* Exercise instructions: From the listing below, tally the lines that include "title". Return only the total.

### Entries provided

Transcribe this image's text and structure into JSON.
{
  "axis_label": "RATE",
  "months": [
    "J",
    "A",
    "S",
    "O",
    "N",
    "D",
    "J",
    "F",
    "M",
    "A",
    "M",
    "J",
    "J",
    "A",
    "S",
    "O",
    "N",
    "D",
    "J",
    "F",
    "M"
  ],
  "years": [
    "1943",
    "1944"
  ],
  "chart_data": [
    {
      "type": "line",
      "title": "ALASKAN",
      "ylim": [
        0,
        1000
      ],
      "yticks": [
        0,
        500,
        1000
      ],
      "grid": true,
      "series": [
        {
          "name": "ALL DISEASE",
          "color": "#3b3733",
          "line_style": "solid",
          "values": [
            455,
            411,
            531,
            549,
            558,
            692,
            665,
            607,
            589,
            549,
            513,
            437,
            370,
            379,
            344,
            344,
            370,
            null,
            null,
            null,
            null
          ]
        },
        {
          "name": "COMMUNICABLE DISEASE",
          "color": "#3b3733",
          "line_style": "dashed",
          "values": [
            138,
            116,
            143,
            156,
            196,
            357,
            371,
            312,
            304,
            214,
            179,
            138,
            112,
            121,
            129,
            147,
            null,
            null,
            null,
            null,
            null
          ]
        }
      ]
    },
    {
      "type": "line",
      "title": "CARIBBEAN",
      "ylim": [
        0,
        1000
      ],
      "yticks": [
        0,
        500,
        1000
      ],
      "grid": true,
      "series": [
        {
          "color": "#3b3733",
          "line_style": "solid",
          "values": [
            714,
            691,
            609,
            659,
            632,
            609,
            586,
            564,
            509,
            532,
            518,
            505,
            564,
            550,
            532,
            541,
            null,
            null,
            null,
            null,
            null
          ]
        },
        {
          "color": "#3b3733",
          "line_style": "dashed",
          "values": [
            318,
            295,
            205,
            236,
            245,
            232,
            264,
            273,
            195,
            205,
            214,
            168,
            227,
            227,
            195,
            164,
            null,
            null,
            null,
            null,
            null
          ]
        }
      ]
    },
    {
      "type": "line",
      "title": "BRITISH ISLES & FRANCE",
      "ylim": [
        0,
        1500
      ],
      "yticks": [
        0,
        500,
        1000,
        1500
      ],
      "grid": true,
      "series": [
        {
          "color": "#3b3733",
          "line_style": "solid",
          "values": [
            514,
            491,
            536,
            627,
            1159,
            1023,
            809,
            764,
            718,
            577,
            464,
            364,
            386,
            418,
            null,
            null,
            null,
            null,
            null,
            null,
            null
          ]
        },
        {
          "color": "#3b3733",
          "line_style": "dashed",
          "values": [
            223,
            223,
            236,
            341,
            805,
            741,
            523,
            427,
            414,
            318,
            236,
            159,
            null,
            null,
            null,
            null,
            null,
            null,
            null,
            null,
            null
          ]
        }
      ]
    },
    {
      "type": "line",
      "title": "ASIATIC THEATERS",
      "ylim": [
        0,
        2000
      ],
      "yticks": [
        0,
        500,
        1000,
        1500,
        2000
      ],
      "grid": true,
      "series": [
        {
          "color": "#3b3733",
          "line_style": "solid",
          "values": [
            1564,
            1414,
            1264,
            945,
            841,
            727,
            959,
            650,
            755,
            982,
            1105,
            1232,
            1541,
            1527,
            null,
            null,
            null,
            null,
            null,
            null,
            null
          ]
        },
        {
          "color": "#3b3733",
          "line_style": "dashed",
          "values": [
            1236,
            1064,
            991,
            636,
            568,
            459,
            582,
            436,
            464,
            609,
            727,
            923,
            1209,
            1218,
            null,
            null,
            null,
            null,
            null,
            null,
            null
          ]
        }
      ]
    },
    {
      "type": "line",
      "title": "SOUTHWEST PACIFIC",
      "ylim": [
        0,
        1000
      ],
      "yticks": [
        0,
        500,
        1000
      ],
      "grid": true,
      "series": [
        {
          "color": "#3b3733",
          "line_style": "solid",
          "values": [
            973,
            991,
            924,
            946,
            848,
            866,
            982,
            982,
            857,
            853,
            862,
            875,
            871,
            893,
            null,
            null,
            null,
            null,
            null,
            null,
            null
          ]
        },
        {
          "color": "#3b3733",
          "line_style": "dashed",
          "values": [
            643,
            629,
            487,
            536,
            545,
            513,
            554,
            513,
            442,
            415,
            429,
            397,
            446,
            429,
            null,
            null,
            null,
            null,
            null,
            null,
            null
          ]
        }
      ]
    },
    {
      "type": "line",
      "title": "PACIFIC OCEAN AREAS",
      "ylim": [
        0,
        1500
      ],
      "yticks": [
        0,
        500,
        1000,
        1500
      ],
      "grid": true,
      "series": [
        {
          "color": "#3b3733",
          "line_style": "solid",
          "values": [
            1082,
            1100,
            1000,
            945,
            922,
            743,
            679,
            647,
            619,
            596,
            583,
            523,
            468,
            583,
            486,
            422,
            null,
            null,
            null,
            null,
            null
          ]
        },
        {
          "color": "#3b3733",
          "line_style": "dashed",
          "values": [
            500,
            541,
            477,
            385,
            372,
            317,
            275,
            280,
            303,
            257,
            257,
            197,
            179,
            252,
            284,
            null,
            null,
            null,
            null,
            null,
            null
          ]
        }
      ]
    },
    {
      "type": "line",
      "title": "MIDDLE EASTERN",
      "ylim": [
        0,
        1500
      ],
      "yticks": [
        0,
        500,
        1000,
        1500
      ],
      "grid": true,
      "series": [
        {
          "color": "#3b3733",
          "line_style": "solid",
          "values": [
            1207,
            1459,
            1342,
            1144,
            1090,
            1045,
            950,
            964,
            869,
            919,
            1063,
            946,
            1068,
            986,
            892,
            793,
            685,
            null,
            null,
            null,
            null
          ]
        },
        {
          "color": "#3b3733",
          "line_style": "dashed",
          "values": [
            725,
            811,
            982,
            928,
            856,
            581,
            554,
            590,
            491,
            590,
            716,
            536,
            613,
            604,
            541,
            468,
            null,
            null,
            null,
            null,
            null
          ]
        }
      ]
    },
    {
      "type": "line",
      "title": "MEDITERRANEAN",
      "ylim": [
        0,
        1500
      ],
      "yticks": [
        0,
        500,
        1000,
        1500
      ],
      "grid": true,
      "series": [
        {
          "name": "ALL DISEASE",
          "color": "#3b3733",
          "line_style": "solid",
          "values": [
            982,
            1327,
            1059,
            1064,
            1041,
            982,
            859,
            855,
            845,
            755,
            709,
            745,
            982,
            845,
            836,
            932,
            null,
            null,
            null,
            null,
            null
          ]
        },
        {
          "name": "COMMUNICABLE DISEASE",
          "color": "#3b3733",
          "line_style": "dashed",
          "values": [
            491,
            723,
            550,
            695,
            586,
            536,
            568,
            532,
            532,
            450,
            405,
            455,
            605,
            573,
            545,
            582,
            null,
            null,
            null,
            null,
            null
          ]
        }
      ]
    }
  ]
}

######

* The answer: 8